DIRECTIONS: Copy out everything in the platelet dysfunction trial text below from "Impedance aggregometry (IA) (Multiplate®)is" down to "a platelet activator.", word for word.

EXCERPT:
◇ ◇ ◇ ◇

Platelet Dysfunction Clinical Trial
Official title:
The Influence of Drugs Routinely Used in Cardiac Anesthesia on Impedance Aggregometry.
Impedance aggregometry (IA) (Multiplate®)is a new whole blood platelet function test with potential use in anesthesia and intensive care. Most anesthetic drugs have been shown to have in vitro antiplatelet activity. The goal of this in vitro study is to evaluate the effect of several drugs, frequently used in cardiac anesthesia and intensive care, on platelet function as measured by IA
Impedance aggregometry (IA) on the multiple platelet function analyzer (Multiplate®) ) is a
whole blood point of care test evaluating platelet function. In IA, the increase in
electrical impedance of whole blood is measured after the addition of a platelet activator.
Some of the activators available are arachidonic acid (ASPI Test), ADP (ADP Test), TRAP-6
(TRAP Test) and collagen (COL TEST).
When an activator is added to the blood sample, the activated platelets will aggregate on
the electrodes embedded in the test recipient. As platelets accumulate on the electrodes
surface, the impedance will increase. The increase is measured and expressed in arbitrary
units (AU). Reduced impedance implies platelet dysfunction or the presence of specific
platelet inhibitors. For example, the ASPI test is inhibited in the presence of
acetylsalicylic Acid and clopidrel inhibits the ADP test. Thrombin (TRAP) is an extremely
potent agonist which can be used to monitor GpIIb/IIIa therapy.

◇ ◇ ◇ ◇

INFORMATION:

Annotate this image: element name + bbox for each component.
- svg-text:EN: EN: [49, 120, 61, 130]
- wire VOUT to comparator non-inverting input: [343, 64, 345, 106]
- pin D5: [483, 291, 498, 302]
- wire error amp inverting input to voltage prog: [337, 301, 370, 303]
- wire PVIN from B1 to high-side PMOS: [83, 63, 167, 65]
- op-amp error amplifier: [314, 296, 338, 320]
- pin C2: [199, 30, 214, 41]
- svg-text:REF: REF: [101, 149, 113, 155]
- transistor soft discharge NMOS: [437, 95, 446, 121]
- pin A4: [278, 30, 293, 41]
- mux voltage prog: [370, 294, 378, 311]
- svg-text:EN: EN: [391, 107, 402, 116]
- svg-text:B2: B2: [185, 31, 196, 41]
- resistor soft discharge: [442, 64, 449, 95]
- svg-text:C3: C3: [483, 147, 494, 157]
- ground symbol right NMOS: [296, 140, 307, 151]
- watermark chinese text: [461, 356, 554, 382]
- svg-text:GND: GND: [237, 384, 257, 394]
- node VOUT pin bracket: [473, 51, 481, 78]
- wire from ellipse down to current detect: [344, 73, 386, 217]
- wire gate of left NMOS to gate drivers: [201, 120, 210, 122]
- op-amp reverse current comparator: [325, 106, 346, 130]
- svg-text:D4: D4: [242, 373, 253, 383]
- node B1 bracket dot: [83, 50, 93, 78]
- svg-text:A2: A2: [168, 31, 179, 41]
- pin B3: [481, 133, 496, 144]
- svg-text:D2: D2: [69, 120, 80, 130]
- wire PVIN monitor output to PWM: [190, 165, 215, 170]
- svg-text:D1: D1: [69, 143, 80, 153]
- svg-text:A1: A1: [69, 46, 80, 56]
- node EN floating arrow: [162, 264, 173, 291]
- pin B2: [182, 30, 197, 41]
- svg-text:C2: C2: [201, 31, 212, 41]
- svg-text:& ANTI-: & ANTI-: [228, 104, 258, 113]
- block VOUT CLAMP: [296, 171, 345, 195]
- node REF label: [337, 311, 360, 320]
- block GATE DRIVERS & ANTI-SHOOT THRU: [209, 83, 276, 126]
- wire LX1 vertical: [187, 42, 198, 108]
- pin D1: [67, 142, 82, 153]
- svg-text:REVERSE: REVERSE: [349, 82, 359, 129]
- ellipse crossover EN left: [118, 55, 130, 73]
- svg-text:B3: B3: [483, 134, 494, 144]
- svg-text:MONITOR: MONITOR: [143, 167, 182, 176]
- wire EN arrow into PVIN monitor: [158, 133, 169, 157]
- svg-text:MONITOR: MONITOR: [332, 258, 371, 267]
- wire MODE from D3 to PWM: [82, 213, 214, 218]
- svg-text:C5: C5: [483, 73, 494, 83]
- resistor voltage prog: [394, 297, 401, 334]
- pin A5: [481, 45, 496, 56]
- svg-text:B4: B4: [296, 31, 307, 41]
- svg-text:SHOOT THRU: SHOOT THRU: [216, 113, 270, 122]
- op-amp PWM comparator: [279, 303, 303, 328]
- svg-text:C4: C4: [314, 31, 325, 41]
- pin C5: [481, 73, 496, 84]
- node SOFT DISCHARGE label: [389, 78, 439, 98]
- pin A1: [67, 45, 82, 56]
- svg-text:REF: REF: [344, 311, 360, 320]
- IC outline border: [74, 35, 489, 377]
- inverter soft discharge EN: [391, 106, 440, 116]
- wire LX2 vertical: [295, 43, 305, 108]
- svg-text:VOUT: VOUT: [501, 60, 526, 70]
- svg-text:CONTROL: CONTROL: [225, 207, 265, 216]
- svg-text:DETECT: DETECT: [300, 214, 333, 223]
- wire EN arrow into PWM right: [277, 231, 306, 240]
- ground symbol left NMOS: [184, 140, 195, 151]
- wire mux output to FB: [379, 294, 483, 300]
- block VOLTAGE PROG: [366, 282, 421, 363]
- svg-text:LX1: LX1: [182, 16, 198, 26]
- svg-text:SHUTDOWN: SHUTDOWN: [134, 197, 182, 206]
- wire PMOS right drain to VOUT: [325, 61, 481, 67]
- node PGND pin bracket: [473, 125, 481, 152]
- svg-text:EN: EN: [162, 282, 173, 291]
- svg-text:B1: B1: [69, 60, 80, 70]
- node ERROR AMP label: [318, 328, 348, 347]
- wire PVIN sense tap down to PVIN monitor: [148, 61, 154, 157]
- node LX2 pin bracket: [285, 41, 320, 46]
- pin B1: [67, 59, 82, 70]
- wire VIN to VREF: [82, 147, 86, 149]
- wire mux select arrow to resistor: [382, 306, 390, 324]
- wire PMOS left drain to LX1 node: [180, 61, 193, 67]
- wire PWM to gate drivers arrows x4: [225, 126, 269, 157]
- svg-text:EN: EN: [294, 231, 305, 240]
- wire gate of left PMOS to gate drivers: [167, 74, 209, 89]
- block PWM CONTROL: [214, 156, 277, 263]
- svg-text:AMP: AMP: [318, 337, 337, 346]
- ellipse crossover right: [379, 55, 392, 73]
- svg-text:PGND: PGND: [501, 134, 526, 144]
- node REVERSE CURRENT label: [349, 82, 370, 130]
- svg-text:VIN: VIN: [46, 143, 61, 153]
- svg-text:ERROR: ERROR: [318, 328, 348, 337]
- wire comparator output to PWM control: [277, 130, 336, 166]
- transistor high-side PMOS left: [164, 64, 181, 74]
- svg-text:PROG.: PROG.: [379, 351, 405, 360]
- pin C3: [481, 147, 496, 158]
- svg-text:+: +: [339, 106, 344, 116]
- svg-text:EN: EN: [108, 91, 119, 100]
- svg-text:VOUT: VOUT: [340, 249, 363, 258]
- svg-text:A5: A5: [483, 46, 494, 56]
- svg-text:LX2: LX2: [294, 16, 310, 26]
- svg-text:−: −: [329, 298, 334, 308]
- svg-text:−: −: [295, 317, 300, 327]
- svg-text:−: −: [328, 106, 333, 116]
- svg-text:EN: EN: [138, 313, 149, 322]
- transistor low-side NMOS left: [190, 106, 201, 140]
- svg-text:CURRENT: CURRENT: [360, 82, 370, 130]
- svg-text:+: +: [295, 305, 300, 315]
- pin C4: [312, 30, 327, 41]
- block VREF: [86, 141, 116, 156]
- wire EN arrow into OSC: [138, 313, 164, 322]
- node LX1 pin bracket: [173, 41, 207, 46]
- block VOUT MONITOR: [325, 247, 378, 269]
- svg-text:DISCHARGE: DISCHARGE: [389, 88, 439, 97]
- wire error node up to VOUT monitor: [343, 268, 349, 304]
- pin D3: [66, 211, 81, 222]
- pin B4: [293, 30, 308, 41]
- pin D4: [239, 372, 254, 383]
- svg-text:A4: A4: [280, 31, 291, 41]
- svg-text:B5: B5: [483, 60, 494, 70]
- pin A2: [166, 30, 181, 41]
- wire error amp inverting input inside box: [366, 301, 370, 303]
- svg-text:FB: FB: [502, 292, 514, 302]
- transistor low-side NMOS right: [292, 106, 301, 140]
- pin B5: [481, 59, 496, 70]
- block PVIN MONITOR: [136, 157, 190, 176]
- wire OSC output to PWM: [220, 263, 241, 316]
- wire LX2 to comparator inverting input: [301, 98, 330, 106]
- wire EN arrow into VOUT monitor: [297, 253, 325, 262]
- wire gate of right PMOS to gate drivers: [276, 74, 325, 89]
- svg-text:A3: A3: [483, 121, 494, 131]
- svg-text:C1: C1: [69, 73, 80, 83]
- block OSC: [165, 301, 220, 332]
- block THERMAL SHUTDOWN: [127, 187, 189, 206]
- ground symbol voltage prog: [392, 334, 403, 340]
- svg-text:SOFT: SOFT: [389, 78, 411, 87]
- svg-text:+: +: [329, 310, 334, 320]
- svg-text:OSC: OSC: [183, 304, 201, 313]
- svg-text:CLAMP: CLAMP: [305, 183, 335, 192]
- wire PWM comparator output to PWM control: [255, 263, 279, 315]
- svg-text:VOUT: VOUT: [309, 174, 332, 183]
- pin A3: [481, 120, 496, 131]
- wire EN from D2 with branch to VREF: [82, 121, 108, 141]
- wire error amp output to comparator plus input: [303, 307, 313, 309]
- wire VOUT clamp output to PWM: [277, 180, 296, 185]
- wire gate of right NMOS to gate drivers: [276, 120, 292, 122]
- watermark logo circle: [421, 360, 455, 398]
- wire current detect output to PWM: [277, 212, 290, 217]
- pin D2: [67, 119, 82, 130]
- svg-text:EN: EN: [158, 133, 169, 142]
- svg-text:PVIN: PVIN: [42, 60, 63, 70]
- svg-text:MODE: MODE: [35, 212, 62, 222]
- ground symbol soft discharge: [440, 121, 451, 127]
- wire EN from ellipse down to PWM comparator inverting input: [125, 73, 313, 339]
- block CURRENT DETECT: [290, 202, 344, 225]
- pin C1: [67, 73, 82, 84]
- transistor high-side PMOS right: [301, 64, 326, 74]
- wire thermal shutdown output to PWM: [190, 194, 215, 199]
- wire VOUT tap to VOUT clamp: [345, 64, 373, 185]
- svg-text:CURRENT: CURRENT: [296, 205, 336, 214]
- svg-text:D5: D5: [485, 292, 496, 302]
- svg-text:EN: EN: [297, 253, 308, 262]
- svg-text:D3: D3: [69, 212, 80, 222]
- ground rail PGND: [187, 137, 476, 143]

◇ ◇ ◇ ◇

WRITTEN SOLUTION:
Impedance aggregometry (IA) (Multiplate®)is a new whole blood platelet function test with potential use in anesthesia and intensive care. Most anesthetic drugs have been shown to have in vitro antiplatelet activity. The goal of this in vitro study is to evaluate the effect of several drugs, frequently used in cardiac anesthesia and intensive care, on platelet function as measured by IA
Impedance aggregometry (IA) on the multiple platelet function analyzer (Multiplate®) ) is a
whole blood point of care test evaluating platelet function. In IA, the increase in
electrical impedance of whole blood is measured after the addition of a platelet activator.